DIRECTIONS:
Copy each line that has the string "faire" somewhere in it.

Dataset records
>> START

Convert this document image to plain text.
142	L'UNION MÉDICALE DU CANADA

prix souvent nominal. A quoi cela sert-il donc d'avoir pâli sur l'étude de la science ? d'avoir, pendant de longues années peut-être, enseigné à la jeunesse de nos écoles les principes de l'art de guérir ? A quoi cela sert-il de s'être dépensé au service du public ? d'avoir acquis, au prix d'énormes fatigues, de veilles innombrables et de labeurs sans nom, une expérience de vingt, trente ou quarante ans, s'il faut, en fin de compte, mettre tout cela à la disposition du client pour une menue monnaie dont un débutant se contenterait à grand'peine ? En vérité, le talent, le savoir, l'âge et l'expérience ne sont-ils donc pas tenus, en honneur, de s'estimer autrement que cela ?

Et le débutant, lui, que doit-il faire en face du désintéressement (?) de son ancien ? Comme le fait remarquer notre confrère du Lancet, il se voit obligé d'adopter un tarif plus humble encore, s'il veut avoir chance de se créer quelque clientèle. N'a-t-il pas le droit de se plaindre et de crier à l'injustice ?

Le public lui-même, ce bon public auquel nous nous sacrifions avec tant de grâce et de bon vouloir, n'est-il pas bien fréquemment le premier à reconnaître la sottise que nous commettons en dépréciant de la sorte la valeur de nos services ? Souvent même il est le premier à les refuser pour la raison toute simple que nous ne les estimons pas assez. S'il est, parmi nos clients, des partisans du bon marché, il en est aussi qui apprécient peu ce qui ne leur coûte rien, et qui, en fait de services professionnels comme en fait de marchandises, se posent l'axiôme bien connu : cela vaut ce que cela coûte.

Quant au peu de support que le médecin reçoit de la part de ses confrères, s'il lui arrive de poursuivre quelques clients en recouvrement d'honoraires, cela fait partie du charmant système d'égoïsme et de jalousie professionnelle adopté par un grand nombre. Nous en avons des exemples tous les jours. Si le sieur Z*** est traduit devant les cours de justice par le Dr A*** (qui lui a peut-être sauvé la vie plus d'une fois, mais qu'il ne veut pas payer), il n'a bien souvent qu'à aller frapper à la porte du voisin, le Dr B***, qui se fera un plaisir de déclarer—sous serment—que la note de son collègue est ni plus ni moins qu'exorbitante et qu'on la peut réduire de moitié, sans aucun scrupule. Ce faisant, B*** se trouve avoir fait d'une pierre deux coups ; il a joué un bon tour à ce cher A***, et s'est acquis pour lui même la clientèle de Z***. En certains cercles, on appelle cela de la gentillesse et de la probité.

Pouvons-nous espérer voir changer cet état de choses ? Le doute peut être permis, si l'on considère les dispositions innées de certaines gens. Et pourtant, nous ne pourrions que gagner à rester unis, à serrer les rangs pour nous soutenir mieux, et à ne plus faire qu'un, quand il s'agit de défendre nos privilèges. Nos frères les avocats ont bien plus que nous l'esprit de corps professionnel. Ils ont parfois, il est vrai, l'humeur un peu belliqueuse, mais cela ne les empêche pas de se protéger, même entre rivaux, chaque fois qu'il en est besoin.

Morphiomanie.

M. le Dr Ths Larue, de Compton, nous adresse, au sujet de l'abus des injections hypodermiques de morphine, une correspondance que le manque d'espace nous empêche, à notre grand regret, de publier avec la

>> END

TASK OUTPUT:
Et le débutant, lui, que doit-il faire en face du désintéressement (?) de son ancien ? Comme le fait remarquer notre confrère du Lancet, il se voit obligé d'adopter un tarif plus humble encore, s'il veut avoir chance de se créer quelque clientèle. N'a-t-il pas le droit de se plaindre et de crier à l'injustice ?
Pouvons-nous espérer voir changer cet état de choses ? Le doute peut être permis, si l'on considère les dispositions innées de certaines gens. Et pourtant, nous ne pourrions que gagner à rester unis, à serrer les rangs pour nous soutenir mieux, et à ne plus faire qu'un, quand il s'agit de défendre nos privilèges. Nos frères les avocats ont bien plus que nous l'esprit de corps professionnel. Ils ont parfois, il est vrai, l'humeur un peu belliqueuse, mais cela ne les empêche pas de se protéger, même entre rivaux, chaque fois qu'il en est besoin.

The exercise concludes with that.